[Source records]
'''
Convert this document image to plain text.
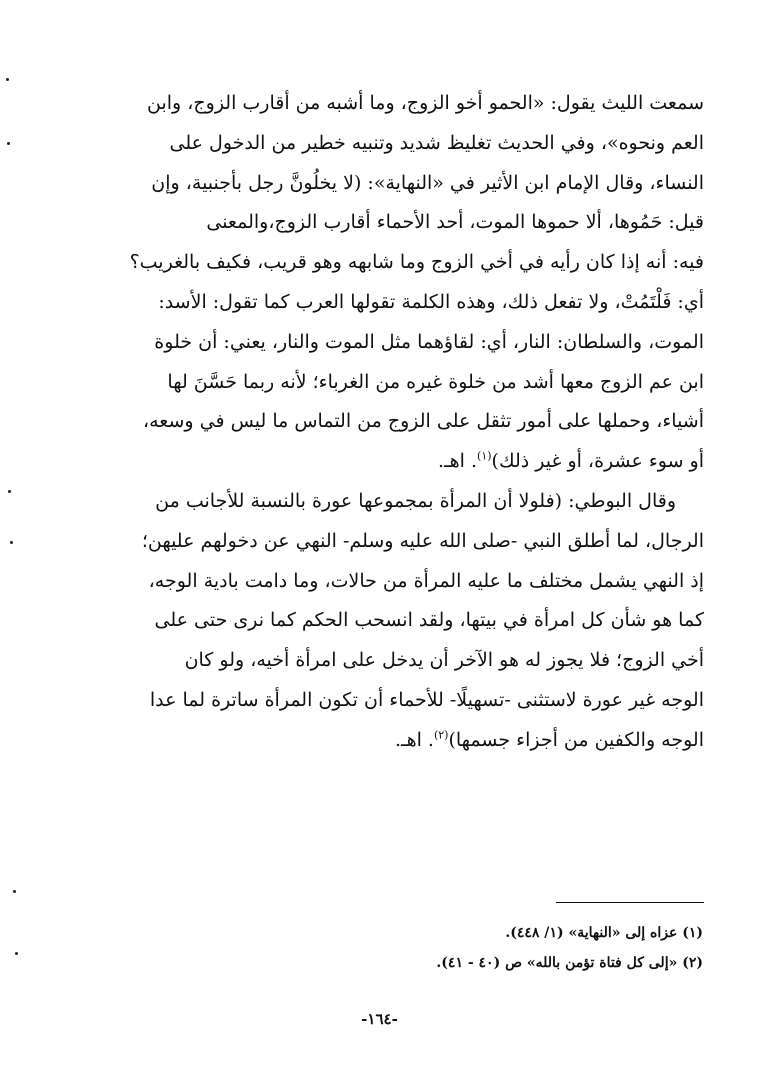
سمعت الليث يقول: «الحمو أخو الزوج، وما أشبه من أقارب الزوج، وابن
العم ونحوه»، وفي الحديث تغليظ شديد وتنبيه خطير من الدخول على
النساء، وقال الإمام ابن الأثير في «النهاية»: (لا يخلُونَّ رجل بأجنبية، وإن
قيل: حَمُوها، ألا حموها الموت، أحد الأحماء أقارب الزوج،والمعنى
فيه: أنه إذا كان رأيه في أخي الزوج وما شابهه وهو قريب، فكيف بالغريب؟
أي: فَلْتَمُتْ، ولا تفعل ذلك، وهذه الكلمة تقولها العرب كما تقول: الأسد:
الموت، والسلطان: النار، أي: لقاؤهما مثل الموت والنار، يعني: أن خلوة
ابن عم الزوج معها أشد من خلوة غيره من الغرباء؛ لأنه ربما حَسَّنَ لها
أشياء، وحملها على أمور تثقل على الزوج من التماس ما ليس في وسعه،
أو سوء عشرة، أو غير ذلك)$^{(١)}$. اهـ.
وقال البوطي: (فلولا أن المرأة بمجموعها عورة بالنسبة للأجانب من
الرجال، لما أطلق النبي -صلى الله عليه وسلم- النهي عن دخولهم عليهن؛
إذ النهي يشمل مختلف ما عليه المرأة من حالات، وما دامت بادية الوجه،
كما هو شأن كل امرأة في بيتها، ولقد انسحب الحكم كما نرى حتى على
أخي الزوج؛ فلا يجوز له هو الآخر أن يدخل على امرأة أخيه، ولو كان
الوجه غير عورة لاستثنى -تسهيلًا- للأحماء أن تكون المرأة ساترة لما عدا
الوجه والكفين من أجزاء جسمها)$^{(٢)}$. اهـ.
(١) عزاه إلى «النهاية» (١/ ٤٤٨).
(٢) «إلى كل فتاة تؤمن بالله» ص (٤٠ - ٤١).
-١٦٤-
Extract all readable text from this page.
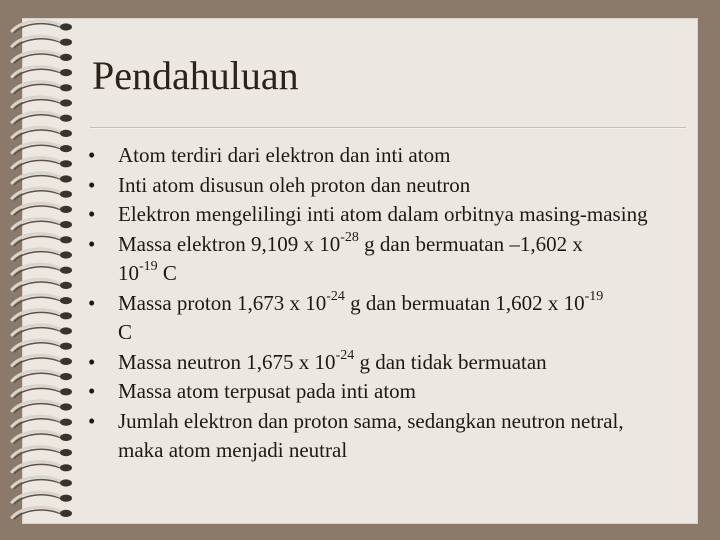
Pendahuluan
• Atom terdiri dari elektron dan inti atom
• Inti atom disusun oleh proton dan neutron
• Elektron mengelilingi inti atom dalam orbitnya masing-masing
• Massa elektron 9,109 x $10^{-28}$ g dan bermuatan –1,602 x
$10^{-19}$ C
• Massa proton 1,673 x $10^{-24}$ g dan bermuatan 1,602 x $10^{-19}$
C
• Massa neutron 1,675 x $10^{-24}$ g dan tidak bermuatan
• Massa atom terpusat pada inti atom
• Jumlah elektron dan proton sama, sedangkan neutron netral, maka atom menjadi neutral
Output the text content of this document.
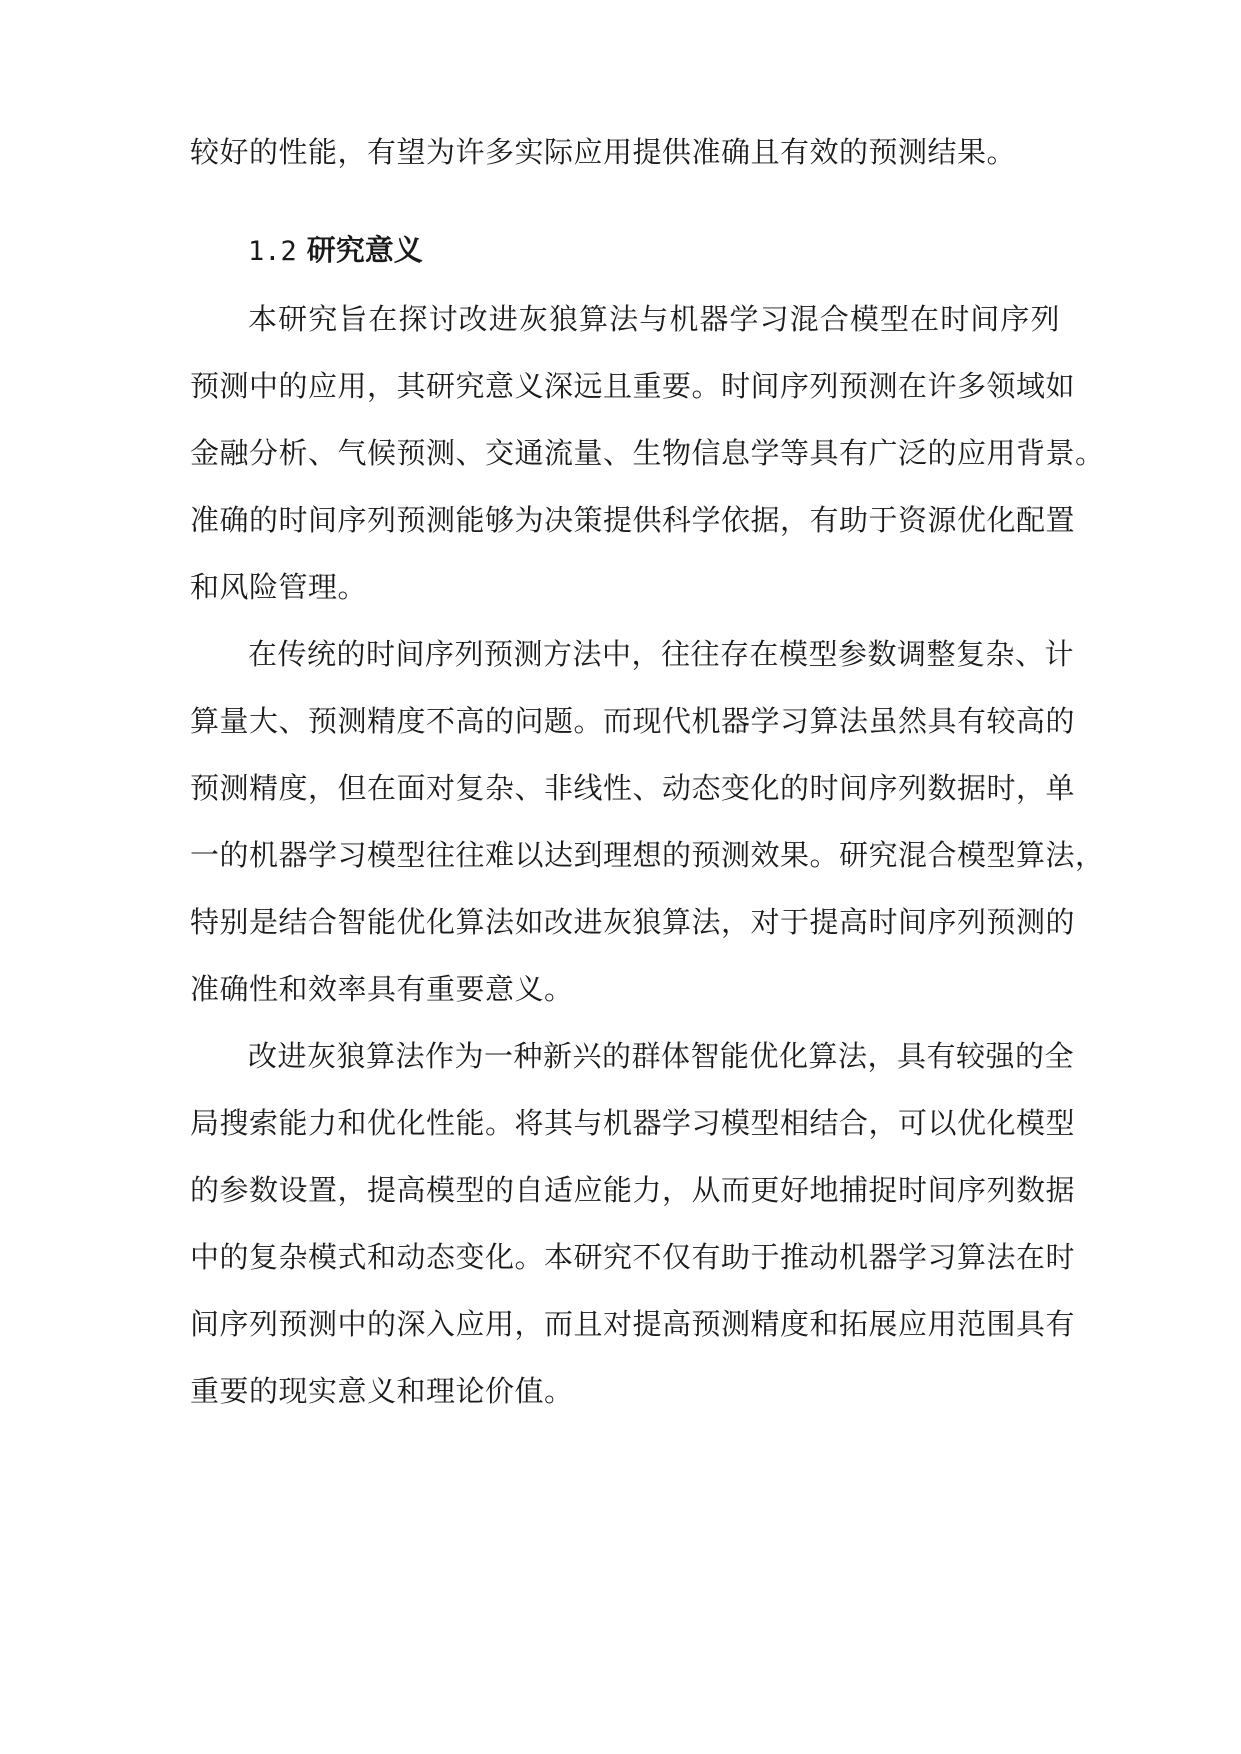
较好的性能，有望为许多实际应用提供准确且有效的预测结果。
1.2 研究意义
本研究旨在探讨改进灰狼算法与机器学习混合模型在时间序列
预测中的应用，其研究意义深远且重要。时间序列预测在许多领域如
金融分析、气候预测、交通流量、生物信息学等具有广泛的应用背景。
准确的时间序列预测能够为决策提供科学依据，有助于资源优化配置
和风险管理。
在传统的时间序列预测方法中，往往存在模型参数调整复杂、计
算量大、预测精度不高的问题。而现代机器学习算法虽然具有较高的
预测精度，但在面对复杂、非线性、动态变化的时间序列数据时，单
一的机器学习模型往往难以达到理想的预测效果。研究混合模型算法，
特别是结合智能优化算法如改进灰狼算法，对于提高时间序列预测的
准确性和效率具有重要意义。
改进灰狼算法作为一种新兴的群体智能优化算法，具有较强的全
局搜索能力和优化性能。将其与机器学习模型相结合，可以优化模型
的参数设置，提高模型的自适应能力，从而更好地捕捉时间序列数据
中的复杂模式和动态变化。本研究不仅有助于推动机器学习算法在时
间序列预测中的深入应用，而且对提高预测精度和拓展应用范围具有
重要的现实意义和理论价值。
'''
PROBLEM TO WORK ON |
Repeat the records above exactly, leaving out the pictures.

SOLUTION TO THE EXERCISE |
Convert this document image to plain text.
سمعت الليث يقول: «الحمو أخو الزوج، وما أشبه من أقارب الزوج، وابن
العم ونحوه»، وفي الحديث تغليظ شديد وتنبيه خطير من الدخول على
النساء، وقال الإمام ابن الأثير في «النهاية»: (لا يخلُونَّ رجل بأجنبية، وإن
قيل: حَمُوها، ألا حموها الموت، أحد الأحماء أقارب الزوج،والمعنى
فيه: أنه إذا كان رأيه في أخي الزوج وما شابهه وهو قريب، فكيف بالغريب؟
أي: فَلْتَمُتْ، ولا تفعل ذلك، وهذه الكلمة تقولها العرب كما تقول: الأسد:
الموت، والسلطان: النار، أي: لقاؤهما مثل الموت والنار، يعني: أن خلوة
ابن عم الزوج معها أشد من خلوة غيره من الغرباء؛ لأنه ربما حَسَّنَ لها
أشياء، وحملها على أمور تثقل على الزوج من التماس ما ليس في وسعه،
أو سوء عشرة، أو غير ذلك)$^{(١)}$. اهـ.
وقال البوطي: (فلولا أن المرأة بمجموعها عورة بالنسبة للأجانب من
الرجال، لما أطلق النبي -صلى الله عليه وسلم- النهي عن دخولهم عليهن؛
إذ النهي يشمل مختلف ما عليه المرأة من حالات، وما دامت بادية الوجه،
كما هو شأن كل امرأة في بيتها، ولقد انسحب الحكم كما نرى حتى على
أخي الزوج؛ فلا يجوز له هو الآخر أن يدخل على امرأة أخيه، ولو كان
الوجه غير عورة لاستثنى -تسهيلًا- للأحماء أن تكون المرأة ساترة لما عدا
الوجه والكفين من أجزاء جسمها)$^{(٢)}$. اهـ.
(١) عزاه إلى «النهاية» (١/ ٤٤٨).
(٢) «إلى كل فتاة تؤمن بالله» ص (٤٠ - ٤١).
-١٦٤-
Extract all readable text from this page.
Pendahuluan
• Atom terdiri dari elektron dan inti atom
• Inti atom disusun oleh proton dan neutron
• Elektron mengelilingi inti atom dalam orbitnya masing-masing
• Massa elektron 9,109 x $10^{-28}$ g dan bermuatan –1,602 x
$10^{-19}$ C
• Massa proton 1,673 x $10^{-24}$ g dan bermuatan 1,602 x $10^{-19}$
C
• Massa neutron 1,675 x $10^{-24}$ g dan tidak bermuatan
• Massa atom terpusat pada inti atom
• Jumlah elektron dan proton sama, sedangkan neutron netral, maka atom menjadi neutral
Output the text content of this document.
较好的性能，有望为许多实际应用提供准确且有效的预测结果。
1.2 研究意义
本研究旨在探讨改进灰狼算法与机器学习混合模型在时间序列
预测中的应用，其研究意义深远且重要。时间序列预测在许多领域如
金融分析、气候预测、交通流量、生物信息学等具有广泛的应用背景。
准确的时间序列预测能够为决策提供科学依据，有助于资源优化配置
和风险管理。
在传统的时间序列预测方法中，往往存在模型参数调整复杂、计
算量大、预测精度不高的问题。而现代机器学习算法虽然具有较高的
预测精度，但在面对复杂、非线性、动态变化的时间序列数据时，单
一的机器学习模型往往难以达到理想的预测效果。研究混合模型算法，
特别是结合智能优化算法如改进灰狼算法，对于提高时间序列预测的
准确性和效率具有重要意义。
改进灰狼算法作为一种新兴的群体智能优化算法，具有较强的全
局搜索能力和优化性能。将其与机器学习模型相结合，可以优化模型
的参数设置，提高模型的自适应能力，从而更好地捕捉时间序列数据
中的复杂模式和动态变化。本研究不仅有助于推动机器学习算法在时
间序列预测中的深入应用，而且对提高预测精度和拓展应用范围具有
重要的现实意义和理论价值。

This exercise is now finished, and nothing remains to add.